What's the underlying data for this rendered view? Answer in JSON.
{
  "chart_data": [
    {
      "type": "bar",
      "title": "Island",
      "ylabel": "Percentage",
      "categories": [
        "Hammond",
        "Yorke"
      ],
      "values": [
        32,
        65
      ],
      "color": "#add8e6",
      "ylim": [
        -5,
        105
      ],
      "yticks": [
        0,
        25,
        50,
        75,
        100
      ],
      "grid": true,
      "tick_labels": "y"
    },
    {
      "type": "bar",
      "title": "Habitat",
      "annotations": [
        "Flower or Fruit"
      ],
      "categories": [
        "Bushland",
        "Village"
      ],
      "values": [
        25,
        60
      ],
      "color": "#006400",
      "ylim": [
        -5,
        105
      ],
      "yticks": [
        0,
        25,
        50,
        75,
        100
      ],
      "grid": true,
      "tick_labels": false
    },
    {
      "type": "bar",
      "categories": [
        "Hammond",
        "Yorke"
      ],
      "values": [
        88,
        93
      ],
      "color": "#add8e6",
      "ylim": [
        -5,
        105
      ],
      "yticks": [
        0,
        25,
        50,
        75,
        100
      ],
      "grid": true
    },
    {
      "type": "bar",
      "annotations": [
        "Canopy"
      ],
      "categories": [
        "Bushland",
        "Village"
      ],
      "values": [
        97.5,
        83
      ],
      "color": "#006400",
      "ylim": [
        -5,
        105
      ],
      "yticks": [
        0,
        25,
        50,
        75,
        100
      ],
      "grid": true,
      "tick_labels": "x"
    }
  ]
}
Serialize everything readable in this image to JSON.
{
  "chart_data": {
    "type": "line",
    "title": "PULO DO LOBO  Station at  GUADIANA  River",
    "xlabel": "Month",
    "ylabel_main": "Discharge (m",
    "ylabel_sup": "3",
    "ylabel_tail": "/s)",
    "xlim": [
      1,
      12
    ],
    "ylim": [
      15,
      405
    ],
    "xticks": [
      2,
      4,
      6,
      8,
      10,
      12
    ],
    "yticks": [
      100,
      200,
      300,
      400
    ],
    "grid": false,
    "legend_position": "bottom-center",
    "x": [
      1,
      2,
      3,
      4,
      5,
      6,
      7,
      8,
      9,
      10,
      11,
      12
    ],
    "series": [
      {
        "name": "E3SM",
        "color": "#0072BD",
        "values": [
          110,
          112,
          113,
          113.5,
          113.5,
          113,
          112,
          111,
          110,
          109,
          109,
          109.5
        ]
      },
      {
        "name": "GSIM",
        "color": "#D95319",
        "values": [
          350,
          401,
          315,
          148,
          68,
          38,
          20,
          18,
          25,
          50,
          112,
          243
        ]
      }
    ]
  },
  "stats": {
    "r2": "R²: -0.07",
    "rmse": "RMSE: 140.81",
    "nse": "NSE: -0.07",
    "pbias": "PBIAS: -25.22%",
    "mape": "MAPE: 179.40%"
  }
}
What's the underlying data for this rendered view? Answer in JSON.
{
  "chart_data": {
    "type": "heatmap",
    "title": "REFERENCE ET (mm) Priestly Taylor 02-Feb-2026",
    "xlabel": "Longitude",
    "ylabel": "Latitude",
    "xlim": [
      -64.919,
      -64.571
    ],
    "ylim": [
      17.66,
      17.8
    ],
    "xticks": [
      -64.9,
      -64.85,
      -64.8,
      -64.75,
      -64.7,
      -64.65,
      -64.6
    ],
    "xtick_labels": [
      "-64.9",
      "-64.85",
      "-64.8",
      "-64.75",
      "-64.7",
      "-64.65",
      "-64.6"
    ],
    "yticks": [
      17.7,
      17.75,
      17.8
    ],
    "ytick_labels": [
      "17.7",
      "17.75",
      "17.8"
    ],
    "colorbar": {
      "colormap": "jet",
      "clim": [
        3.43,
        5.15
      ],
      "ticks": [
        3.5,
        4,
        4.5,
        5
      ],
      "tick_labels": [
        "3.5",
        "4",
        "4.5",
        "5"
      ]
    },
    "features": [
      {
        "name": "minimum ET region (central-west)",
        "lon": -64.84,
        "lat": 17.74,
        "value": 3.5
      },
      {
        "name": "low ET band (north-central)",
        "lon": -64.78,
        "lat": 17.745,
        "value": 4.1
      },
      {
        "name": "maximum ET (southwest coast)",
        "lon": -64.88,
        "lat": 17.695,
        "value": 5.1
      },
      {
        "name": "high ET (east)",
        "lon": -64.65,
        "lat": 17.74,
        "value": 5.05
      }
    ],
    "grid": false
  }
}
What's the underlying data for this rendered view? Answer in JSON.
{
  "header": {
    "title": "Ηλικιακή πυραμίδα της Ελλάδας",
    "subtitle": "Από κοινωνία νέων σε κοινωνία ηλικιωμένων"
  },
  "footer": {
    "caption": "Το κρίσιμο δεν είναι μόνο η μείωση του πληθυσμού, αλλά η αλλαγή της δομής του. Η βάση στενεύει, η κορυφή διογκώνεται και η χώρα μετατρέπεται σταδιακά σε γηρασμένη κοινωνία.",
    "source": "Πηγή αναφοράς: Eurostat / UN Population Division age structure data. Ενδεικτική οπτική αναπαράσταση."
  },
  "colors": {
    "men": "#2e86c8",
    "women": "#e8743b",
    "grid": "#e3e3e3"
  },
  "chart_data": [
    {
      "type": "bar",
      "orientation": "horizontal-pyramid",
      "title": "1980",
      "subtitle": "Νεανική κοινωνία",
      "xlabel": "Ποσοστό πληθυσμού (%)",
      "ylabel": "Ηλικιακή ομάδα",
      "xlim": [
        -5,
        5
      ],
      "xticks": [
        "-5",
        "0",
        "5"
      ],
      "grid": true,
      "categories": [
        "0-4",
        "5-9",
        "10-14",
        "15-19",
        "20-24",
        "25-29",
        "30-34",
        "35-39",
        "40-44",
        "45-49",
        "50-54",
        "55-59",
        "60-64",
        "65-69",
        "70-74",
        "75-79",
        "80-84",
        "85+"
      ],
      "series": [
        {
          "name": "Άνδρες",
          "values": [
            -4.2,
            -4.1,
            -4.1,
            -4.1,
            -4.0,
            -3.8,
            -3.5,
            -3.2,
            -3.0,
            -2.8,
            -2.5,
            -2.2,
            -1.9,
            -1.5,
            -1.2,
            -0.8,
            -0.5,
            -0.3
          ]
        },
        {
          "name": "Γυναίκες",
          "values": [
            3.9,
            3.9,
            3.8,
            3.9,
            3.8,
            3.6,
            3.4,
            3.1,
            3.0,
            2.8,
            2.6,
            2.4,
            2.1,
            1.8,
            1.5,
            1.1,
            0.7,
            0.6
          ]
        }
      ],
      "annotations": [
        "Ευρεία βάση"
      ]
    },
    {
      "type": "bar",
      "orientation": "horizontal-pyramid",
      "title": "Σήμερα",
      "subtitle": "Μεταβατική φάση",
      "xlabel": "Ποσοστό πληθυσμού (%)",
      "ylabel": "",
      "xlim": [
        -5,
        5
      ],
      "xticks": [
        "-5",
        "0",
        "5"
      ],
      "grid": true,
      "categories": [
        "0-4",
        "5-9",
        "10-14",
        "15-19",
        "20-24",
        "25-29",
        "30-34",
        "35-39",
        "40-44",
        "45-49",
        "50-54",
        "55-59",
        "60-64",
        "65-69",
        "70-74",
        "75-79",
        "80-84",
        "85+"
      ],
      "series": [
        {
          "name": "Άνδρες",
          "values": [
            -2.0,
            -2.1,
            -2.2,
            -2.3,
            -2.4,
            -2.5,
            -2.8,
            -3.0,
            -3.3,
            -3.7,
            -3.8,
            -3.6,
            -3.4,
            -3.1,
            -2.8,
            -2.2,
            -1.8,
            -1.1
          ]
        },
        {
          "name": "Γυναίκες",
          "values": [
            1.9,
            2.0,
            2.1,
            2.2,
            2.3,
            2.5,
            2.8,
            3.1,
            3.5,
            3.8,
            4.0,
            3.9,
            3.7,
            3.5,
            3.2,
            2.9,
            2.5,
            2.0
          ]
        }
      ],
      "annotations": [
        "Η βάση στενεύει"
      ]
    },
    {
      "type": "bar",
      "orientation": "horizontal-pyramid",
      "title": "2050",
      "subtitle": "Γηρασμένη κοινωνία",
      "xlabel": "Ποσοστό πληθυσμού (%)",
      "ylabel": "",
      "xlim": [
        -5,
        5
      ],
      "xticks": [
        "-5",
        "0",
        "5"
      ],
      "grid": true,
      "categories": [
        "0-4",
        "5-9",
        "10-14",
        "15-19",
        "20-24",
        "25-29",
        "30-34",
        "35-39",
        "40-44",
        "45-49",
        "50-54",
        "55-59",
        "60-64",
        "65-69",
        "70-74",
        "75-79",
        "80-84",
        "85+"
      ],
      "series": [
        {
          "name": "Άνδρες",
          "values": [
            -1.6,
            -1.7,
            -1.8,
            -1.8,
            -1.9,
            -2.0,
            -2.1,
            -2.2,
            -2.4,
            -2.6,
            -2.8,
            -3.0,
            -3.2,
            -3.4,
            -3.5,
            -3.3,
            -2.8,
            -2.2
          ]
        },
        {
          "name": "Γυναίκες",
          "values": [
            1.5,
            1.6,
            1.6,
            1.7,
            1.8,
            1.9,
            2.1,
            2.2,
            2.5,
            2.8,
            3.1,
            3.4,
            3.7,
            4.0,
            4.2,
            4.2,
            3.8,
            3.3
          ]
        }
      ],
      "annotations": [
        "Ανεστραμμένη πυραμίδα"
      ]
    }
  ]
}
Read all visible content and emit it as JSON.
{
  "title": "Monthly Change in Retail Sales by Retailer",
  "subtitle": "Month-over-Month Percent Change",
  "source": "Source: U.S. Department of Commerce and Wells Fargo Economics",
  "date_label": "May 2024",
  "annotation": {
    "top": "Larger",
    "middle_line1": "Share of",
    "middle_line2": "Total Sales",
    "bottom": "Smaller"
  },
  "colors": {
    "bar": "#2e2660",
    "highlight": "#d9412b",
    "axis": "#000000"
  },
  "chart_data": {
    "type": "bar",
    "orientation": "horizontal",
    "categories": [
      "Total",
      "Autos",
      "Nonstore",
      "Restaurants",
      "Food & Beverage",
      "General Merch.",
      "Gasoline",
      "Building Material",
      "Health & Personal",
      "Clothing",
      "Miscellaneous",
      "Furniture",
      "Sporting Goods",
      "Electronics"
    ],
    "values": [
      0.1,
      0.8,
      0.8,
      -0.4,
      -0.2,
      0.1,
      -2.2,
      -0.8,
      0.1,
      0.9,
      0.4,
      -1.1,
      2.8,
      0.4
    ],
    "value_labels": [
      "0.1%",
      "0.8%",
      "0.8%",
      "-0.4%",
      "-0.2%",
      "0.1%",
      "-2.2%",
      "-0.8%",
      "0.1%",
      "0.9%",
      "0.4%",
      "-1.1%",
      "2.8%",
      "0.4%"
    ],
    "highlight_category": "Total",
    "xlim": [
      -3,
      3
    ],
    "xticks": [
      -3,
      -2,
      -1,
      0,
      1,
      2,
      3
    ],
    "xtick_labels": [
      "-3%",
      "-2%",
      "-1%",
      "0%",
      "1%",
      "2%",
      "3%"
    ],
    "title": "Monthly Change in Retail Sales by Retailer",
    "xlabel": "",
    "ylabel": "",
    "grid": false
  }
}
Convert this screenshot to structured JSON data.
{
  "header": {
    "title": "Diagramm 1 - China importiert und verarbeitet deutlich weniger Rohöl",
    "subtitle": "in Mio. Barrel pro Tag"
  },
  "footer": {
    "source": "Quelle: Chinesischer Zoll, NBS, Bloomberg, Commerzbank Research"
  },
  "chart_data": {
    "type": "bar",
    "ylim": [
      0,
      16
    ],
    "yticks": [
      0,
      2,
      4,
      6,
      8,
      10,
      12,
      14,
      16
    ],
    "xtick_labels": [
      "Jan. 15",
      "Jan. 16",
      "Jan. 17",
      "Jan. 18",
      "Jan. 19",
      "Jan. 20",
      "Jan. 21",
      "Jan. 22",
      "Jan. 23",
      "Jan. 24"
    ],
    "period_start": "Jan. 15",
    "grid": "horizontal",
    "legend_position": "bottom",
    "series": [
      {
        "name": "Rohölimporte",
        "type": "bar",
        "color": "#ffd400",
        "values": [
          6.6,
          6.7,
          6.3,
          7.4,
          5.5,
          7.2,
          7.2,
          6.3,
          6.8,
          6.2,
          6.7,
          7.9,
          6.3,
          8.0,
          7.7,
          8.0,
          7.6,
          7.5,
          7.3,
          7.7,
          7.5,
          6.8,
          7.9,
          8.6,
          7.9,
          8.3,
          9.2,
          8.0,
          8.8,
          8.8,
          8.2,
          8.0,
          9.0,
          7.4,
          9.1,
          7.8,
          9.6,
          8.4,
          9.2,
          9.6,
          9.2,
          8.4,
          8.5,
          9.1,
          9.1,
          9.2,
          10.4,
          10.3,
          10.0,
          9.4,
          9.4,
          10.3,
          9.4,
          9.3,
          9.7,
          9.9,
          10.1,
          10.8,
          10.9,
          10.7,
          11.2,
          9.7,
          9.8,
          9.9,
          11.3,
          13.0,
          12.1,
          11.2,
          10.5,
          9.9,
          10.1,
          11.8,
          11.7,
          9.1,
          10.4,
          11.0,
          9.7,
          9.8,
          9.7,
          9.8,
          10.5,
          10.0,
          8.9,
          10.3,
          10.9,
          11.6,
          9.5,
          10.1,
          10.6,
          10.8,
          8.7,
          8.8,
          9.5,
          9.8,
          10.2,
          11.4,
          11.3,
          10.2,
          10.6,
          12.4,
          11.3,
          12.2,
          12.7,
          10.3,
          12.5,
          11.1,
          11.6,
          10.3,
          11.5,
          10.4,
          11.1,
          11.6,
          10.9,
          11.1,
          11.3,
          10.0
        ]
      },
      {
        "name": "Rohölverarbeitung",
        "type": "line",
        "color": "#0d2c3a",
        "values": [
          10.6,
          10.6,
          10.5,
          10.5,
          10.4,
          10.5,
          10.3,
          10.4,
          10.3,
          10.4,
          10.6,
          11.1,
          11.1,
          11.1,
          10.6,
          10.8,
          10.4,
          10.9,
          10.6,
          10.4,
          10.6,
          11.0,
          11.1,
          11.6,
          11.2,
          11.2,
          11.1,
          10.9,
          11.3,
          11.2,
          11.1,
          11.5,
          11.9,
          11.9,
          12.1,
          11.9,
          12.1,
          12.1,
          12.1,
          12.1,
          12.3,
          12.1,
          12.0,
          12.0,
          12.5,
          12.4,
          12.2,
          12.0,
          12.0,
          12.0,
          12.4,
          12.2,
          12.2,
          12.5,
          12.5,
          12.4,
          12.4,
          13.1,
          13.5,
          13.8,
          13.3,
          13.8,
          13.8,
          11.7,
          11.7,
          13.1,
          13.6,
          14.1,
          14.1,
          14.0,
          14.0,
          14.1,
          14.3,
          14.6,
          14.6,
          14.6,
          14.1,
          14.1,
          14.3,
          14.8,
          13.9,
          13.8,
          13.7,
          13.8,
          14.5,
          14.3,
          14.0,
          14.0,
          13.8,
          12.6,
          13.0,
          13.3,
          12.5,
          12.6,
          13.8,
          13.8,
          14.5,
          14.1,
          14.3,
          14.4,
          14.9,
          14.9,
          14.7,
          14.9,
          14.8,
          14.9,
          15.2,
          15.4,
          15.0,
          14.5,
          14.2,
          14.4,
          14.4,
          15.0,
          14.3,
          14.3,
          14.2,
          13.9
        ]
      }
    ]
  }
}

# # # # # # #

Write out every line of the data that holds the word "Retail".

  "title": "Monthly Change in Retail Sales by Retailer",
    "title": "Monthly Change in Retail Sales by Retailer",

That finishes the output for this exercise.